## Start

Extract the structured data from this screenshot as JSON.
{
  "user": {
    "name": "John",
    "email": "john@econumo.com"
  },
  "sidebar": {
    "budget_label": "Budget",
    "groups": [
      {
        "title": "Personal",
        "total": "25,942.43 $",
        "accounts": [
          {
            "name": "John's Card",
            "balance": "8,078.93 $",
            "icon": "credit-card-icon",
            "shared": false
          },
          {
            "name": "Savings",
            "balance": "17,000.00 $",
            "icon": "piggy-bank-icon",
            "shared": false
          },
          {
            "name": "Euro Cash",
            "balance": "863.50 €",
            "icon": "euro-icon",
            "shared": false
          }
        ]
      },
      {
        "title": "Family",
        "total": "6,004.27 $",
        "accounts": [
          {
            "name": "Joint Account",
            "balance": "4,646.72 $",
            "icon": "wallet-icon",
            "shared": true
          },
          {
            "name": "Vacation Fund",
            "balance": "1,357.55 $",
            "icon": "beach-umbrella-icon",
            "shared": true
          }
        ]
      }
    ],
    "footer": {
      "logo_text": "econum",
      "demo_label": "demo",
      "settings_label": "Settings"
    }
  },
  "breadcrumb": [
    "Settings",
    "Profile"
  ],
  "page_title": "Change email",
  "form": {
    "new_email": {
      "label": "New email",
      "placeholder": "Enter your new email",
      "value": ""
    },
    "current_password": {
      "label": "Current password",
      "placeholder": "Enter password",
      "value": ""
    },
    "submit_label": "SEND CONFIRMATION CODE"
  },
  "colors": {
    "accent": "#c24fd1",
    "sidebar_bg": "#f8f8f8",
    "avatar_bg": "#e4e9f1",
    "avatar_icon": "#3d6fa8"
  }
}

## End

• **Problem statement**: Please repeat the material above, word for word and in full.

• **Final result**:
Extract the structured data from this screenshot as JSON.
{
  "user": {
    "name": "John",
    "email": "john@econumo.com"
  },
  "sidebar": {
    "budget_label": "Budget",
    "groups": [
      {
        "title": "Personal",
        "total": "25,942.43 $",
        "accounts": [
          {
            "name": "John's Card",
            "balance": "8,078.93 $",
            "icon": "credit-card-icon",
            "shared": false
          },
          {
            "name": "Savings",
            "balance": "17,000.00 $",
            "icon": "piggy-bank-icon",
            "shared": false
          },
          {
            "name": "Euro Cash",
            "balance": "863.50 €",
            "icon": "euro-icon",
            "shared": false
          }
        ]
      },
      {
        "title": "Family",
        "total": "6,004.27 $",
        "accounts": [
          {
            "name": "Joint Account",
            "balance": "4,646.72 $",
            "icon": "wallet-icon",
            "shared": true
          },
          {
            "name": "Vacation Fund",
            "balance": "1,357.55 $",
            "icon": "beach-umbrella-icon",
            "shared": true
          }
        ]
      }
    ],
    "footer": {
      "logo_text": "econum",
      "demo_label": "demo",
      "settings_label": "Settings"
    }
  },
  "breadcrumb": [
    "Settings",
    "Profile"
  ],
  "page_title": "Change email",
  "form": {
    "new_email": {
      "label": "New email",
      "placeholder": "Enter your new email",
      "value": ""
    },
    "current_password": {
      "label": "Current password",
      "placeholder": "Enter password",
      "value": ""
    },
    "submit_label": "SEND CONFIRMATION CODE"
  },
  "colors": {
    "accent": "#c24fd1",
    "sidebar_bg": "#f8f8f8",
    "avatar_bg": "#e4e9f1",
    "avatar_icon": "#3d6fa8"
  }
}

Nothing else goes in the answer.